**PROBLEMS TO WORK ON**
(a) Transcribe the Eyes on You Media terms and conditions from "Terms & Conditions" up to and including "the following conditions.".
(b) Under the Eyes on You Media terms and conditions, how much notice ends the Agreement for recurrent services?
(c) Extend the Eyes on You Media terms and conditions past clause 2, picking up right after its final sentence.

**TEXT EXCERPT**

+++

Terms & Conditions
Linda Burgess Parkes, trading as Eyes on You Media (BN11148111) offers access to services on the terms and conditions outlined in this document. This Customer Agreement (“the Agreement”) is a contract between you (“the Customer”, “you” or “your”) and Eyes on You Media (“the Provider”, “us” or “we”). The Customer wishes to engage the Provider to prepare and provide materials or services (“the Materials”) including (but not restricted to) printed and electronic documents, photographs and artwork, the configuration and operation of web content and pay-per-click advertising campaigns, and the delivery of coaching – either on a one time or recurrent basis. The Materials are delivered under the following conditions.
1. Instructions. The Customer will provide instructions (“the Instructions”) to the Provider for the purposes of preparing the Materials. The Instructions may be in written, verbal or other form, provided directly or in response to interview questions from the Provider.
2. Term. This Agreement shall commence on the date the Provider receives Instructions from the Customer to prepare the Materials. The Agreement shall conclude on the date the Customer pays the Agreed Fees in full, or when the Customer and the Provider mutually agree a termination date, or in the case of recurrent services after the Provider or Customer notifies the other that the Agreement shall conclude after a period of four weeks notice.

+++

**RECORDS PROVIDED**
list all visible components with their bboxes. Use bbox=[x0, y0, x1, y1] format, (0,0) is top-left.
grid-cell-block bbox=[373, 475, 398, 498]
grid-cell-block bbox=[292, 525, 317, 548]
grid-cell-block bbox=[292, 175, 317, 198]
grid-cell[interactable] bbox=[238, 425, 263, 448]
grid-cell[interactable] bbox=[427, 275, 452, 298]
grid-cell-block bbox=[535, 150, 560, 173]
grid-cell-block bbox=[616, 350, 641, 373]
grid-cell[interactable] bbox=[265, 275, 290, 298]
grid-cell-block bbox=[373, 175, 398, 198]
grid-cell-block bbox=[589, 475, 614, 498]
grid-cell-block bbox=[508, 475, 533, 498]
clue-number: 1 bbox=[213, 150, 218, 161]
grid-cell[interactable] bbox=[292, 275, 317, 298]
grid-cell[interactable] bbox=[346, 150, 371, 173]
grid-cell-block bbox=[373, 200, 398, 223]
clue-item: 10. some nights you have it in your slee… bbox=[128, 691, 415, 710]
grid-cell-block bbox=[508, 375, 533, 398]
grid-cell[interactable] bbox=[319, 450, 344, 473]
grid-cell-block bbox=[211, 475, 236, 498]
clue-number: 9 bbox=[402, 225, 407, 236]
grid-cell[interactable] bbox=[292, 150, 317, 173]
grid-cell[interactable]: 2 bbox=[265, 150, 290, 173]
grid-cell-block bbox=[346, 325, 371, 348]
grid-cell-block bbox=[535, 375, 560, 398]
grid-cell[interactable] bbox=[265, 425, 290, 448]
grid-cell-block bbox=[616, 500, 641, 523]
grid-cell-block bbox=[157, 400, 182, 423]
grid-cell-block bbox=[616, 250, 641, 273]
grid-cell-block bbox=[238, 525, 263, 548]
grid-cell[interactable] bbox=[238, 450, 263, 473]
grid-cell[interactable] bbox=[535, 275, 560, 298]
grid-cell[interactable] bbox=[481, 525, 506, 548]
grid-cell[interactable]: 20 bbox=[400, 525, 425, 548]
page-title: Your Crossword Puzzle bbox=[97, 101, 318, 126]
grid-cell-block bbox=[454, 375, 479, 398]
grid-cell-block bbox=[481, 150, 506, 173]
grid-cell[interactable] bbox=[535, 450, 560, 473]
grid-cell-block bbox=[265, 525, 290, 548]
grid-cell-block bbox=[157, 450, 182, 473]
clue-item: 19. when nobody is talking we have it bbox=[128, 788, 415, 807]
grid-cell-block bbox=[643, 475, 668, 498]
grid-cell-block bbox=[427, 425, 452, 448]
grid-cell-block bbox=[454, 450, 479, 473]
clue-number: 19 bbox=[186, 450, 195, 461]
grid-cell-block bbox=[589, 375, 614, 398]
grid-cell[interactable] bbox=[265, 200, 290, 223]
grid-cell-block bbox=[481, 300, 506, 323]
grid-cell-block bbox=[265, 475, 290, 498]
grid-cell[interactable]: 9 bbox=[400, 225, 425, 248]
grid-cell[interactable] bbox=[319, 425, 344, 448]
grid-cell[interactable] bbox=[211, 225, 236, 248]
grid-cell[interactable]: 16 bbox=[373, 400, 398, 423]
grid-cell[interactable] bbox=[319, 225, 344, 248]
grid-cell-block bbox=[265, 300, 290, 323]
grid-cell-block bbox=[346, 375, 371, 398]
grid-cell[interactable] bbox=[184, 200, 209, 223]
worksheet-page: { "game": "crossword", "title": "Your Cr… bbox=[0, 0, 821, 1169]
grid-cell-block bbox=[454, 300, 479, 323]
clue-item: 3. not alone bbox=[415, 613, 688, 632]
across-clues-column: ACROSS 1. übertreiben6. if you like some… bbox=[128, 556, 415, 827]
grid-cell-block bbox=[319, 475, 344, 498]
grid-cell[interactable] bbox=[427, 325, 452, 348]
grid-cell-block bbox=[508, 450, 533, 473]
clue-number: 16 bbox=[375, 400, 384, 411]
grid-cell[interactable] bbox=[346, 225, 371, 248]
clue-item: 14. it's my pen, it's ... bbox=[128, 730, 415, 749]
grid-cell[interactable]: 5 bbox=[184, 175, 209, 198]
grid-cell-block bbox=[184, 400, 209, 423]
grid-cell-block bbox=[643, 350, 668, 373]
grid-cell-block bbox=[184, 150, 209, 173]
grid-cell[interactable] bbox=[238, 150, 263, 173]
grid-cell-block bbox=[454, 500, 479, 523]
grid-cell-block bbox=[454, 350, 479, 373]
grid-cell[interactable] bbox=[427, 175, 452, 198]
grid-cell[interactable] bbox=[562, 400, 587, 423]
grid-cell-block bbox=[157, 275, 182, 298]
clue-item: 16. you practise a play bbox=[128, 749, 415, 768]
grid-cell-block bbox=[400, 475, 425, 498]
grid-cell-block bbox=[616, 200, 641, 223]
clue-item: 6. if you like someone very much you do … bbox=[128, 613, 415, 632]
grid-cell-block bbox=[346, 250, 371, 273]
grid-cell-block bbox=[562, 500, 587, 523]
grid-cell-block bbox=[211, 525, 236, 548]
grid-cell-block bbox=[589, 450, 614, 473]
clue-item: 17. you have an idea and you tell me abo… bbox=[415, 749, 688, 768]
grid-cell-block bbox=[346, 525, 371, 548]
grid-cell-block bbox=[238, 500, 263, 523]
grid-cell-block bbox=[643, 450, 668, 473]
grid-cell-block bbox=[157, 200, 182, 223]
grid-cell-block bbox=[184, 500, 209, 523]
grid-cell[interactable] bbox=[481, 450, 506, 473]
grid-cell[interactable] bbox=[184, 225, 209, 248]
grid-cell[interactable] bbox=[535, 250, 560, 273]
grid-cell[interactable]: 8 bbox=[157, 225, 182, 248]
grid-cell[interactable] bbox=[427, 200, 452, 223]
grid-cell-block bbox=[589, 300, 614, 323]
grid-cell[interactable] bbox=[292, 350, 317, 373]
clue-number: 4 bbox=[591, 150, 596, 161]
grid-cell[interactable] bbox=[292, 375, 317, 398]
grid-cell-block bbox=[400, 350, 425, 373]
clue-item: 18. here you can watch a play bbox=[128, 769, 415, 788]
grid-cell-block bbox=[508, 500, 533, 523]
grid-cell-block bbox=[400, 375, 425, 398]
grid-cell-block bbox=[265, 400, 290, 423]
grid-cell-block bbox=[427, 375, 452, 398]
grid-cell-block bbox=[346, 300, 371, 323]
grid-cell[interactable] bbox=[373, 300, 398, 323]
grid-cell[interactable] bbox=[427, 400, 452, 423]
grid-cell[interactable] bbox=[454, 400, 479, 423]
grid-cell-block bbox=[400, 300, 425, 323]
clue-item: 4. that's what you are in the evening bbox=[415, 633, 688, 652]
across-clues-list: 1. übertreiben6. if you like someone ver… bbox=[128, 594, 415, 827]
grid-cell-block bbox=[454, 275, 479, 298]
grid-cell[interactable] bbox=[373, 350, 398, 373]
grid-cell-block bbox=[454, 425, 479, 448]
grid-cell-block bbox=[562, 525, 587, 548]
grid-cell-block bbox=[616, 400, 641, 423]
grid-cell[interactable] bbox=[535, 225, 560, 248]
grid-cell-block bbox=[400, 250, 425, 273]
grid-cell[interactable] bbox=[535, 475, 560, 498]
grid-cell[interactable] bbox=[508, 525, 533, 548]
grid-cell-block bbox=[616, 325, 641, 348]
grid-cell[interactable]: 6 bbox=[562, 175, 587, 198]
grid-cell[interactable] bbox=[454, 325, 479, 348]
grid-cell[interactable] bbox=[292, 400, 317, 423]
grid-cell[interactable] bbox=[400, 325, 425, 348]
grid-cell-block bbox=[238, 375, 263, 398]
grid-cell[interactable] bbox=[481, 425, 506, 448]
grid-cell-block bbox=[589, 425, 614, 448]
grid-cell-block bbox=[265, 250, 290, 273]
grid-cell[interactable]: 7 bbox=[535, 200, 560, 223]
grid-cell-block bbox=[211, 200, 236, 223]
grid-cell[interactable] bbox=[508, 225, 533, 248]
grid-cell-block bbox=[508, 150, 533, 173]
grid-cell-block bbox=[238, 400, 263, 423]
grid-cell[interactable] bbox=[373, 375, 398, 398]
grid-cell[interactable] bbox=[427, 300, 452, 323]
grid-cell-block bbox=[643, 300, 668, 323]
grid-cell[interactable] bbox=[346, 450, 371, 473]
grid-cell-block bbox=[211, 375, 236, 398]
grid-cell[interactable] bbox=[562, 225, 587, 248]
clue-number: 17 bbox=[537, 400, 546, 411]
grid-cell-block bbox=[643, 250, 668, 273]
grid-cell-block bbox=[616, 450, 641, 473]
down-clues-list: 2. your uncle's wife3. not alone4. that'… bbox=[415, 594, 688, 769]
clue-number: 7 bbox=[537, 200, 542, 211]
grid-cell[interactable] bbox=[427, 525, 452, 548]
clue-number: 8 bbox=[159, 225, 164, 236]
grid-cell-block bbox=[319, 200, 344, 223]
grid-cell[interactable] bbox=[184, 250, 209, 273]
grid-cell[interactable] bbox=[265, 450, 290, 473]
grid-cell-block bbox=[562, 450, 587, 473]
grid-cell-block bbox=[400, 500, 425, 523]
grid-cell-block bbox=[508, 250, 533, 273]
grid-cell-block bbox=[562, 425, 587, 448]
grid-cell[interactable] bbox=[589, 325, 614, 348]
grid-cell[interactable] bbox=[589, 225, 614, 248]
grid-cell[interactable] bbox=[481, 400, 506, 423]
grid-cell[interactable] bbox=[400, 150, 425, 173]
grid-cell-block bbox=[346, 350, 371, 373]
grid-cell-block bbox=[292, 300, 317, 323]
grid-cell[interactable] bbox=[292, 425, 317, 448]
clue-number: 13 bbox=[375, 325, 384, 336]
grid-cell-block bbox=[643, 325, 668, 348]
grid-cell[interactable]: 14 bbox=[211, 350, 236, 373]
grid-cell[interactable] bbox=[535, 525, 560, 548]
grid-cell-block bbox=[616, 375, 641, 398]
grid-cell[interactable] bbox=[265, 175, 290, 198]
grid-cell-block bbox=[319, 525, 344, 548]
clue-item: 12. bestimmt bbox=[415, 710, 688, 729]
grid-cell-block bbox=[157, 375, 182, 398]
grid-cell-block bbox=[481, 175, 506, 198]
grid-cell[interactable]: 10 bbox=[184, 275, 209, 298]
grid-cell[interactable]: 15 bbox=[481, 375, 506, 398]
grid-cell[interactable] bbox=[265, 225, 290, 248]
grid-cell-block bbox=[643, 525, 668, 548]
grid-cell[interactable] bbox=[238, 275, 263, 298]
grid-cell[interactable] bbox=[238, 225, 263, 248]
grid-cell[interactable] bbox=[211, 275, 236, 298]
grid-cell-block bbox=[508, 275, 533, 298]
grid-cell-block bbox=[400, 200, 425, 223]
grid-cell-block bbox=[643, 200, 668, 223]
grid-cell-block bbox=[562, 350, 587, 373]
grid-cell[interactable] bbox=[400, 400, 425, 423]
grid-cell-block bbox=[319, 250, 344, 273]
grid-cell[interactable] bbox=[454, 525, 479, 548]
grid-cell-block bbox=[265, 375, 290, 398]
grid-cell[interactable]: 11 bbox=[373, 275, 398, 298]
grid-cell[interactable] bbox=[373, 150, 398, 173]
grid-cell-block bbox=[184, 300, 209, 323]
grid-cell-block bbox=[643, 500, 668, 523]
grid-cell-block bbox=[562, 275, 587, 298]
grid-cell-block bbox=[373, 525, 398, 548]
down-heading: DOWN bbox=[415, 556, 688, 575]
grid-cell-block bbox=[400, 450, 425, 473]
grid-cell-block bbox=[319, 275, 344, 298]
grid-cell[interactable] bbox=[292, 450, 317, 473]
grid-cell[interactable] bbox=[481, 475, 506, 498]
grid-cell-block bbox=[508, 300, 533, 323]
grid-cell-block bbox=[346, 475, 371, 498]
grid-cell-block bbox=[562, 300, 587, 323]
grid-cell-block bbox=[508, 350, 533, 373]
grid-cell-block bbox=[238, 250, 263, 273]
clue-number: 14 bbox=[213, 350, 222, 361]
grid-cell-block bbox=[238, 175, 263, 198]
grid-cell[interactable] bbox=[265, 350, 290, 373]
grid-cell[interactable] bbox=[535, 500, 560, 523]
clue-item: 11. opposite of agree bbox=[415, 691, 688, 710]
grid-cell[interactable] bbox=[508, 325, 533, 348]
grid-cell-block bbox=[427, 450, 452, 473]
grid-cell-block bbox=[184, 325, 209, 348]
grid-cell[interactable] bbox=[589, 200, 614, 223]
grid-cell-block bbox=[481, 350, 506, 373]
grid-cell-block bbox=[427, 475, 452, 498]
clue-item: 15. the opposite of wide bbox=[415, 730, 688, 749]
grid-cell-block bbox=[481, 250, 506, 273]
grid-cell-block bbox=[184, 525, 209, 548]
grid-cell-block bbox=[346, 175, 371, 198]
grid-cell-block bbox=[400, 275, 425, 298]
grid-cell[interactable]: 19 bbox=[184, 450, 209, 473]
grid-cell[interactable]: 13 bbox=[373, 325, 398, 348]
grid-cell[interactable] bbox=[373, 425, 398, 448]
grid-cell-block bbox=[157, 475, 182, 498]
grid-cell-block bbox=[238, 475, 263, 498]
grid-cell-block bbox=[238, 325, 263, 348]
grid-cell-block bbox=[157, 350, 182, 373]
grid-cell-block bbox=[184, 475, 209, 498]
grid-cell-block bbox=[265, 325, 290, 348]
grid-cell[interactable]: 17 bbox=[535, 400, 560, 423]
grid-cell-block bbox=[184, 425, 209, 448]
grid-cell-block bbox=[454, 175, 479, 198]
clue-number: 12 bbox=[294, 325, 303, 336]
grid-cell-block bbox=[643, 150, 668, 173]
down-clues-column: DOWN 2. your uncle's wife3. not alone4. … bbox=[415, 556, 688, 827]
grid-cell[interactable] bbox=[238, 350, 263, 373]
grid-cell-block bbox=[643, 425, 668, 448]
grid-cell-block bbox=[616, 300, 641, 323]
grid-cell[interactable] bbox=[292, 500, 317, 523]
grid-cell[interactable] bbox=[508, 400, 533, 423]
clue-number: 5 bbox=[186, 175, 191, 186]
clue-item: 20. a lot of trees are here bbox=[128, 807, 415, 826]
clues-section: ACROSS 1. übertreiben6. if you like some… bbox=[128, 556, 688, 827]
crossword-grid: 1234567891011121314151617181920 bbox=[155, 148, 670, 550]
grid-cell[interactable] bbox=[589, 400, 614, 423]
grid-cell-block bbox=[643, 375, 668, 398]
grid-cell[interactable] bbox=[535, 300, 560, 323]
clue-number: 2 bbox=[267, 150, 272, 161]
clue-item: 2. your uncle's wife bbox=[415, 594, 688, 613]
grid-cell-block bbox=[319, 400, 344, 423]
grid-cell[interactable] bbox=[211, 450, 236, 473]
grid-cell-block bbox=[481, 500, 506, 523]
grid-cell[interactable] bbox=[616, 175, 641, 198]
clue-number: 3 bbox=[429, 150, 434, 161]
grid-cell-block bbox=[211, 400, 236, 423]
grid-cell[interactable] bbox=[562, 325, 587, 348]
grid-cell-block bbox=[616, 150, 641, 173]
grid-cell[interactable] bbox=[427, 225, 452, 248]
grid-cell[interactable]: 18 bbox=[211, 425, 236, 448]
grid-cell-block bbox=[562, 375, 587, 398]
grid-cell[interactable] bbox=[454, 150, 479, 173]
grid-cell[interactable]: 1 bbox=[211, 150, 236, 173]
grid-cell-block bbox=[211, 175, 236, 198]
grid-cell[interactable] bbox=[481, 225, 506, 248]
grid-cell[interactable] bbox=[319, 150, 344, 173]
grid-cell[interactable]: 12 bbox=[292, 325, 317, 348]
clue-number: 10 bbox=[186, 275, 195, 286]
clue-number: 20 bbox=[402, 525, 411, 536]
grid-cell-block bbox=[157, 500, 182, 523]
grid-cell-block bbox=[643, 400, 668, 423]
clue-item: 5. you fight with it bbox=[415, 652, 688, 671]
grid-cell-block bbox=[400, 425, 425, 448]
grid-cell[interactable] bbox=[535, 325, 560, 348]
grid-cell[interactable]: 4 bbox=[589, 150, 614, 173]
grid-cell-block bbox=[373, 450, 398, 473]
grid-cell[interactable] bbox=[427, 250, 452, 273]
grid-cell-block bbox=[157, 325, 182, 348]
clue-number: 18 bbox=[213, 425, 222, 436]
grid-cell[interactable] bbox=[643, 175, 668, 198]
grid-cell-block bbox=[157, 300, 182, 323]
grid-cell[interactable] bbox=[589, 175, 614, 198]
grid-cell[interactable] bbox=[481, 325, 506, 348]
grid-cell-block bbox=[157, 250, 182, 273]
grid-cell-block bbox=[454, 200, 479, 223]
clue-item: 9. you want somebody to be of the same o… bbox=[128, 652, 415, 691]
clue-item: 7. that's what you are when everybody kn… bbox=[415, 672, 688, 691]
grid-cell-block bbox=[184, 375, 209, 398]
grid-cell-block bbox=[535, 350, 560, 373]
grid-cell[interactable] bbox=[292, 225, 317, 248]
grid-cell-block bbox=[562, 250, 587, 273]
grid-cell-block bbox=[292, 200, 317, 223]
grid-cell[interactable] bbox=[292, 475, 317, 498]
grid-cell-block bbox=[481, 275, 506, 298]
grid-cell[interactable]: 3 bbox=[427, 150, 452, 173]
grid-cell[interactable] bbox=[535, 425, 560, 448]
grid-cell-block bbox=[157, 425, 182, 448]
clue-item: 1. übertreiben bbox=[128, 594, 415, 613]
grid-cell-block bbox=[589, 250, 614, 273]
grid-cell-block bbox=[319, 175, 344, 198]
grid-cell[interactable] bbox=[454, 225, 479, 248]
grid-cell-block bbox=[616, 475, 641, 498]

+++

**RESULTS**
(a)
Terms & Conditions
Linda Burgess Parkes, trading as Eyes on You Media (BN11148111) offers access to services on the terms and conditions outlined in this document. This Customer Agreement (“the Agreement”) is a contract between you (“the Customer”, “you” or “your”) and Eyes on You Media (“the Provider”, “us” or “we”). The Customer wishes to engage the Provider to prepare and provide materials or services (“the Materials”) including (but not restricted to) printed and electronic documents, photographs and artwork, the configuration and operation of web content and pay-per-click advertising campaigns, and the delivery of coaching – either on a one time or recurrent basis. The Materials are delivered under the following conditions.

(b) Four weeks' notice.

(c)
3. Services and Payment. The Services are the preparation and provision of the Materials based on a written Brief prepared by the Provider based on the Instructions, and subsequently approved in writing or email by the Customer. The Customer will pay the Agreed Fees and any agreed deposit as specified in the approved Brief. When the Provider has completed the Services the Customer shall pay any balance owing of the Agreed Fees to the Contractor within 14 days of the completion of the Services.
4. Relationship. The Provider is engaged by the Customer as an independent contractor and this Agreement does not create a contract of employment or create a partnership between the parties.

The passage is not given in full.